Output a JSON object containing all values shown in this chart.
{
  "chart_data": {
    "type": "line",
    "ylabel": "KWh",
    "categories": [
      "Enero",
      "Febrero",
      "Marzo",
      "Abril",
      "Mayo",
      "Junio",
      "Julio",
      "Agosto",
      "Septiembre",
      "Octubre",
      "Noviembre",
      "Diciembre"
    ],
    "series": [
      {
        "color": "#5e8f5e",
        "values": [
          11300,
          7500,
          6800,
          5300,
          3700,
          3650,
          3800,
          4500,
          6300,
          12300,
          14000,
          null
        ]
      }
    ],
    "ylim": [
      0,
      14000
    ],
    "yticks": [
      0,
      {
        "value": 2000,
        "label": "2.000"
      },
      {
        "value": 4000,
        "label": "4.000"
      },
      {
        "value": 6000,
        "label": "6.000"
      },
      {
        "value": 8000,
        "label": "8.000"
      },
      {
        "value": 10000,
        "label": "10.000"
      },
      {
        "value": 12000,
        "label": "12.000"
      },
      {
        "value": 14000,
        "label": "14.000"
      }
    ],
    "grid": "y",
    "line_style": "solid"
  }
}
###
- _Task details_
Repeat every line of the material exactly as given.

- _Complete response_
Output a JSON object containing all values shown in this chart.
{
  "chart_data": {
    "type": "line",
    "ylabel": "KWh",
    "categories": [
      "Enero",
      "Febrero",
      "Marzo",
      "Abril",
      "Mayo",
      "Junio",
      "Julio",
      "Agosto",
      "Septiembre",
      "Octubre",
      "Noviembre",
      "Diciembre"
    ],
    "series": [
      {
        "color": "#5e8f5e",
        "values": [
          11300,
          7500,
          6800,
          5300,
          3700,
          3650,
          3800,
          4500,
          6300,
          12300,
          14000,
          null
        ]
      }
    ],
    "ylim": [
      0,
      14000
    ],
    "yticks": [
      0,
      {
        "value": 2000,
        "label": "2.000"
      },
      {
        "value": 4000,
        "label": "4.000"
      },
      {
        "value": 6000,
        "label": "6.000"
      },
      {
        "value": 8000,
        "label": "8.000"
      },
      {
        "value": 10000,
        "label": "10.000"
      },
      {
        "value": 12000,
        "label": "12.000"
      },
      {
        "value": 14000,
        "label": "14.000"
      }
    ],
    "grid": "y",
    "line_style": "solid"
  }
}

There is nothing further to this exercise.